* **Objective**: Leaving the pictures aside, transcribe every line below exactly.

Excerpt from a dataset
========
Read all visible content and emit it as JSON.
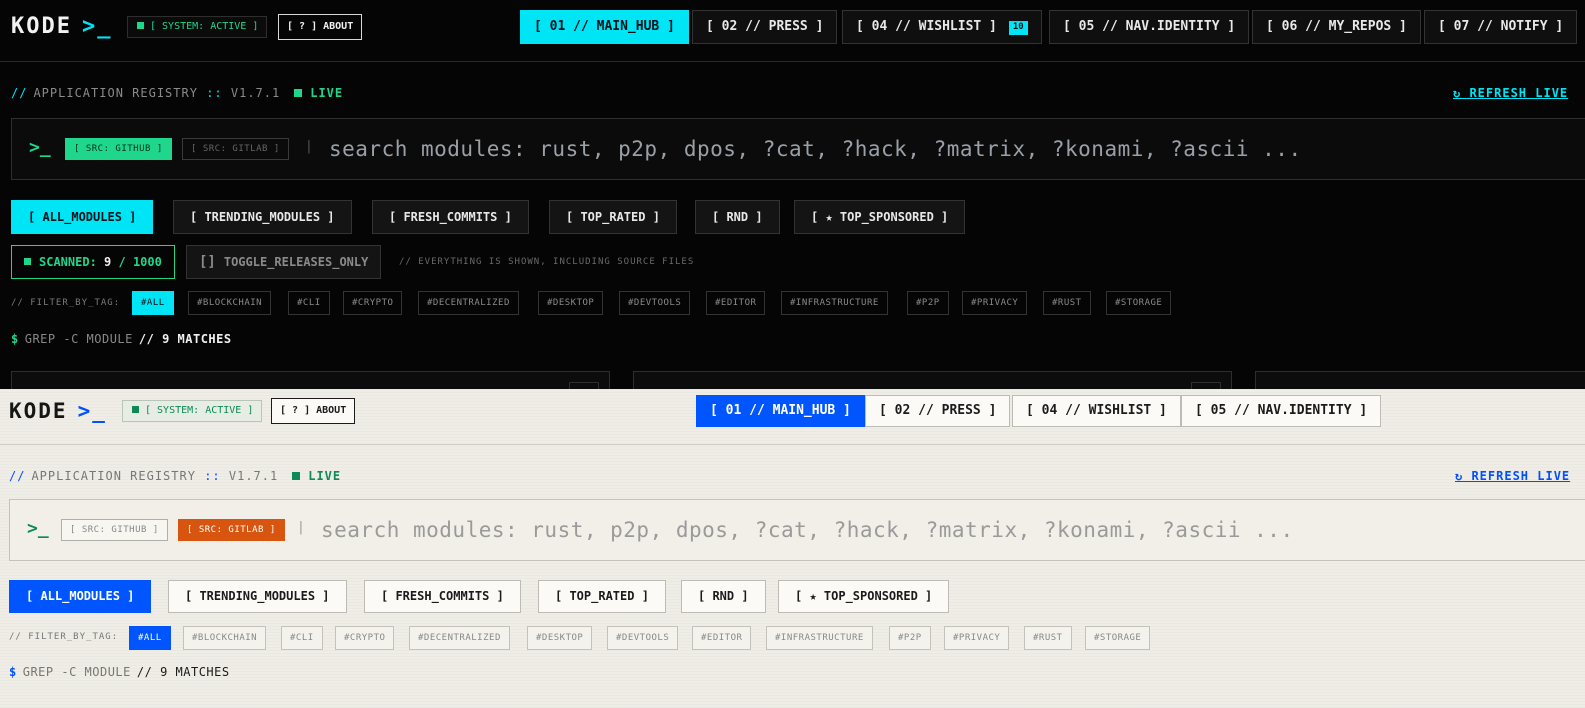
{
  "app": {
    "logo": "KODE",
    "prompt": ">_",
    "system_status": "[ SYSTEM: ACTIVE ]",
    "about": "[ ? ] ABOUT"
  },
  "nav": {
    "main_hub": "[ 01 // MAIN_HUB ]",
    "press": "[ 02 // PRESS ]",
    "wishlist": "[ 04 // WISHLIST ]",
    "wishlist_count": "10",
    "nav_identity": "[ 05 // NAV.IDENTITY ]",
    "my_repos": "[ 06 // MY_REPOS ]",
    "notify": "[ 07 // NOTIFY ]"
  },
  "registry": {
    "slash": "//",
    "label": "APPLICATION REGISTRY",
    "sep": "::",
    "version": "V1.7.1",
    "live": "LIVE",
    "refresh": "↻ REFRESH LIVE"
  },
  "search": {
    "prompt": ">_",
    "src_github": "[ SRC: GITHUB ]",
    "src_gitlab": "[ SRC: GITLAB ]",
    "pipe": "|",
    "placeholder": "search modules: rust, p2p, dpos, ?cat, ?hack, ?matrix, ?konami, ?ascii ..."
  },
  "filters": {
    "all_modules": "[ ALL_MODULES ]",
    "trending": "[ TRENDING_MODULES ]",
    "fresh": "[ FRESH_COMMITS ]",
    "top_rated": "[ TOP_RATED ]",
    "rnd": "[ RND ]",
    "top_sponsored": "[ ★ TOP_SPONSORED ]"
  },
  "scan": {
    "label": "SCANNED:",
    "count": "9",
    "total": "/ 1000",
    "toggle_box": "[]",
    "toggle_label": "TOGGLE_RELEASES_ONLY",
    "hint": "// EVERYTHING IS SHOWN, INCLUDING SOURCE FILES"
  },
  "tags": {
    "label": "// FILTER_BY_TAG:",
    "all": "#ALL",
    "blockchain": "#BLOCKCHAIN",
    "cli": "#CLI",
    "crypto": "#CRYPTO",
    "decentralized": "#DECENTRALIZED",
    "desktop": "#DESKTOP",
    "devtools": "#DEVTOOLS",
    "editor": "#EDITOR",
    "infrastructure": "#INFRASTRUCTURE",
    "p2p": "#P2P",
    "privacy": "#PRIVACY",
    "rust": "#RUST",
    "storage": "#STORAGE"
  },
  "grep": {
    "dollar": "$",
    "command": "GREP -C MODULE",
    "matches": "// 9 MATCHES"
  },
  "colors": {
    "dark_accent": "#00e5f5",
    "dark_green": "#1fd68d",
    "light_accent": "#0055ff",
    "light_gitlab": "#d7550f",
    "light_green": "#0d8a55"
  }
}
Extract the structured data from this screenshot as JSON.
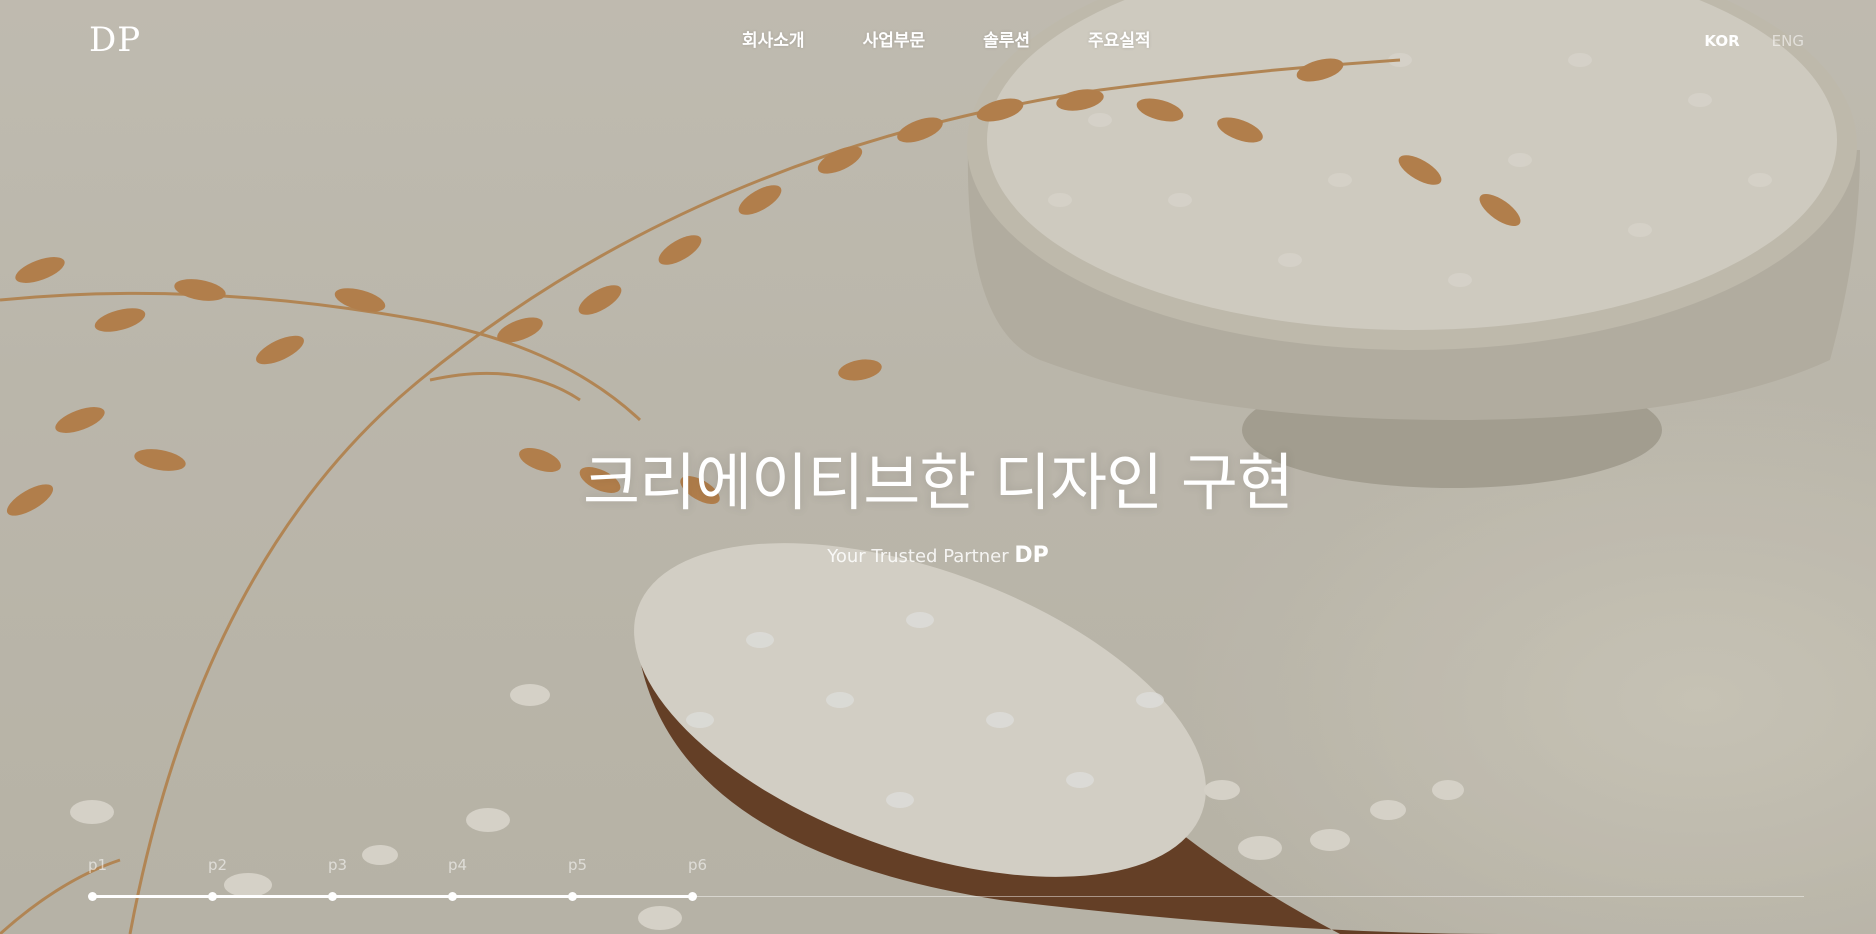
{
  "header": {
    "logo": "DP",
    "nav": [
      {
        "label": "회사소개"
      },
      {
        "label": "사업부문"
      },
      {
        "label": "솔루션"
      },
      {
        "label": "주요실적"
      }
    ],
    "lang": {
      "kor": "KOR",
      "eng": "ENG"
    }
  },
  "hero": {
    "headline": "크리에이티브한 디자인 구현",
    "tagline_prefix": "Your Trusted Partner",
    "tagline_brand": "DP"
  },
  "pagination": {
    "steps": [
      "p1",
      "p2",
      "p3",
      "p4",
      "p5",
      "p6"
    ],
    "current": 6,
    "progress": 0.35
  },
  "colors": {
    "text": "#ffffff",
    "background": "#d8d3c6",
    "wood": "#6b3d22",
    "grain": "#f3eee4",
    "stalk": "#c9935a"
  }
}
========
* **Result for this task**:
Read all visible content and emit it as JSON.
{
  "app": {
    "logo": "KODE",
    "prompt": ">_",
    "system_status": "[ SYSTEM: ACTIVE ]",
    "about": "[ ? ] ABOUT"
  },
  "nav": {
    "main_hub": "[ 01 // MAIN_HUB ]",
    "press": "[ 02 // PRESS ]",
    "wishlist": "[ 04 // WISHLIST ]",
    "wishlist_count": "10",
    "nav_identity": "[ 05 // NAV.IDENTITY ]",
    "my_repos": "[ 06 // MY_REPOS ]",
    "notify": "[ 07 // NOTIFY ]"
  },
  "registry": {
    "slash": "//",
    "label": "APPLICATION REGISTRY",
    "sep": "::",
    "version": "V1.7.1",
    "live": "LIVE",
    "refresh": "↻ REFRESH LIVE"
  },
  "search": {
    "prompt": ">_",
    "src_github": "[ SRC: GITHUB ]",
    "src_gitlab": "[ SRC: GITLAB ]",
    "pipe": "|",
    "placeholder": "search modules: rust, p2p, dpos, ?cat, ?hack, ?matrix, ?konami, ?ascii ..."
  },
  "filters": {
    "all_modules": "[ ALL_MODULES ]",
    "trending": "[ TRENDING_MODULES ]",
    "fresh": "[ FRESH_COMMITS ]",
    "top_rated": "[ TOP_RATED ]",
    "rnd": "[ RND ]",
    "top_sponsored": "[ ★ TOP_SPONSORED ]"
  },
  "scan": {
    "label": "SCANNED:",
    "count": "9",
    "total": "/ 1000",
    "toggle_box": "[]",
    "toggle_label": "TOGGLE_RELEASES_ONLY",
    "hint": "// EVERYTHING IS SHOWN, INCLUDING SOURCE FILES"
  },
  "tags": {
    "label": "// FILTER_BY_TAG:",
    "all": "#ALL",
    "blockchain": "#BLOCKCHAIN",
    "cli": "#CLI",
    "crypto": "#CRYPTO",
    "decentralized": "#DECENTRALIZED",
    "desktop": "#DESKTOP",
    "devtools": "#DEVTOOLS",
    "editor": "#EDITOR",
    "infrastructure": "#INFRASTRUCTURE",
    "p2p": "#P2P",
    "privacy": "#PRIVACY",
    "rust": "#RUST",
    "storage": "#STORAGE"
  },
  "grep": {
    "dollar": "$",
    "command": "GREP -C MODULE",
    "matches": "// 9 MATCHES"
  },
  "colors": {
    "dark_accent": "#00e5f5",
    "dark_green": "#1fd68d",
    "light_accent": "#0055ff",
    "light_gitlab": "#d7550f",
    "light_green": "#0d8a55"
  }
}
Extract the structured data from this screenshot as JSON.
{
  "header": {
    "logo": "DP",
    "nav": [
      {
        "label": "회사소개"
      },
      {
        "label": "사업부문"
      },
      {
        "label": "솔루션"
      },
      {
        "label": "주요실적"
      }
    ],
    "lang": {
      "kor": "KOR",
      "eng": "ENG"
    }
  },
  "hero": {
    "headline": "크리에이티브한 디자인 구현",
    "tagline_prefix": "Your Trusted Partner",
    "tagline_brand": "DP"
  },
  "pagination": {
    "steps": [
      "p1",
      "p2",
      "p3",
      "p4",
      "p5",
      "p6"
    ],
    "current": 6,
    "progress": 0.35
  },
  "colors": {
    "text": "#ffffff",
    "background": "#d8d3c6",
    "wood": "#6b3d22",
    "grain": "#f3eee4",
    "stalk": "#c9935a"
  }
}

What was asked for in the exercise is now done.